### Problem to work on
Return each line that holds the word "решения".

[Start of Dataset excerpts]

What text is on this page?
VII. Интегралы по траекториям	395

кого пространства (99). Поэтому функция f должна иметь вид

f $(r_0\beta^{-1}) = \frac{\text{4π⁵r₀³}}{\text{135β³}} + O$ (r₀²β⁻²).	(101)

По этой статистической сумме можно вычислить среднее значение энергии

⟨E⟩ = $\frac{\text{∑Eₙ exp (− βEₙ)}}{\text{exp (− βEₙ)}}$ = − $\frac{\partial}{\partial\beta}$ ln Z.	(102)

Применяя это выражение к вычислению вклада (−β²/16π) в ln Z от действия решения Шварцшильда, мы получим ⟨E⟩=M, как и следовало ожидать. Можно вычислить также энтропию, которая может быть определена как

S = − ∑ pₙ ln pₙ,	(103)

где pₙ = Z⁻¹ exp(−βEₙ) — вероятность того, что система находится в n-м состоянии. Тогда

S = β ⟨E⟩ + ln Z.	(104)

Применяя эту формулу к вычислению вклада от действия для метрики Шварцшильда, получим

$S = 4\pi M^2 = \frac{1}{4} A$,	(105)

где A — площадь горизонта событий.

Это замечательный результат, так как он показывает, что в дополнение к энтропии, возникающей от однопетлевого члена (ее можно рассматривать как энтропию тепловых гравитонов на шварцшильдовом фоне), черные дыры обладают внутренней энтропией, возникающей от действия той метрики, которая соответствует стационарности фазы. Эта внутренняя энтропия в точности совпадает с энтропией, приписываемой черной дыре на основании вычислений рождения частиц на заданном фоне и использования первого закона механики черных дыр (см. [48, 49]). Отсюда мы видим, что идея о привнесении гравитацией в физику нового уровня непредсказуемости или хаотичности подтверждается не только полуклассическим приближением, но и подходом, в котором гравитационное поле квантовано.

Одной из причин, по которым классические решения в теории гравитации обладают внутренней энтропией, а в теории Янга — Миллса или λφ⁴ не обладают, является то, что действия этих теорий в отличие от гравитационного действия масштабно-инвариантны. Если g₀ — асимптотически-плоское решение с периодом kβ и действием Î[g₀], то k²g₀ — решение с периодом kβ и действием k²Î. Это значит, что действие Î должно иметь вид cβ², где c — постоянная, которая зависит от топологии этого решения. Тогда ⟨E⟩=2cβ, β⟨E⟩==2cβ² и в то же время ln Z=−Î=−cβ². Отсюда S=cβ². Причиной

[End of Dataset excerpts]

### Reply
Применяя это выражение к вычислению вклада (−β²/16π) в ln Z от действия решения Шварцшильда, мы получим ⟨E⟩=M, как и следовало ожидать. Можно вычислить также энтропию, которая может быть определена как
Одной из причин, по которым классические решения в теории гравитации обладают внутренней энтропией, а в теории Янга — Миллса или λφ⁴ не обладают, является то, что действия этих теорий в отличие от гравитационного действия масштабно-инвариантны. Если g₀ — асимптотически-плоское решение с периодом kβ и действием Î[g₀], то k²g₀ — решение с периодом kβ и действием k²Î. Это значит, что действие Î должно иметь вид cβ², где c — постоянная, которая зависит от топологии этого решения. Тогда ⟨E⟩=2cβ, β⟨E⟩==2cβ² и в то же время ln Z=−Î=−cβ². Отсюда S=cβ². Причиной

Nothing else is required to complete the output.